Directions —
Nothing left out, nothing added: return the full set of records.

Dataset extract —

Segment Open

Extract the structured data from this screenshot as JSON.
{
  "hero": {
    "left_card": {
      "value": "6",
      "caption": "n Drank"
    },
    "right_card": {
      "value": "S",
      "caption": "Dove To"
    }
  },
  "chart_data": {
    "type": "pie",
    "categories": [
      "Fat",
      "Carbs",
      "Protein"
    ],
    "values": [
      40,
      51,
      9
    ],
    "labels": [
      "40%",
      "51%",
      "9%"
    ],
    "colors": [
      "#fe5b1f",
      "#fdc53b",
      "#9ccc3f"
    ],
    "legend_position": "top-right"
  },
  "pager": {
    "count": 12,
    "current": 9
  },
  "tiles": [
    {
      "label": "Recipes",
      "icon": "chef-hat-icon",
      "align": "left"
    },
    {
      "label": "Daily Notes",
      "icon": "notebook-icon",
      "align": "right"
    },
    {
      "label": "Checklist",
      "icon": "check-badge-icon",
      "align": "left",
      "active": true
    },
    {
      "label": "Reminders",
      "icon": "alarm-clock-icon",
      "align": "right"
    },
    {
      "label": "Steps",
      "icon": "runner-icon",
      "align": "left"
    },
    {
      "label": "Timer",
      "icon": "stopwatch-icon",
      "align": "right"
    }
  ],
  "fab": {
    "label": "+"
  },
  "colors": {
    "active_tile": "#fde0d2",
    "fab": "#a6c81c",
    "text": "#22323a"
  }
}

Segment Closed

Result for this task —
Extract the structured data from this screenshot as JSON.
{
  "hero": {
    "left_card": {
      "value": "6",
      "caption": "n Drank"
    },
    "right_card": {
      "value": "S",
      "caption": "Dove To"
    }
  },
  "chart_data": {
    "type": "pie",
    "categories": [
      "Fat",
      "Carbs",
      "Protein"
    ],
    "values": [
      40,
      51,
      9
    ],
    "labels": [
      "40%",
      "51%",
      "9%"
    ],
    "colors": [
      "#fe5b1f",
      "#fdc53b",
      "#9ccc3f"
    ],
    "legend_position": "top-right"
  },
  "pager": {
    "count": 12,
    "current": 9
  },
  "tiles": [
    {
      "label": "Recipes",
      "icon": "chef-hat-icon",
      "align": "left"
    },
    {
      "label": "Daily Notes",
      "icon": "notebook-icon",
      "align": "right"
    },
    {
      "label": "Checklist",
      "icon": "check-badge-icon",
      "align": "left",
      "active": true
    },
    {
      "label": "Reminders",
      "icon": "alarm-clock-icon",
      "align": "right"
    },
    {
      "label": "Steps",
      "icon": "runner-icon",
      "align": "left"
    },
    {
      "label": "Timer",
      "icon": "stopwatch-icon",
      "align": "right"
    }
  ],
  "fab": {
    "label": "+"
  },
  "colors": {
    "active_tile": "#fde0d2",
    "fab": "#a6c81c",
    "text": "#22323a"
  }
}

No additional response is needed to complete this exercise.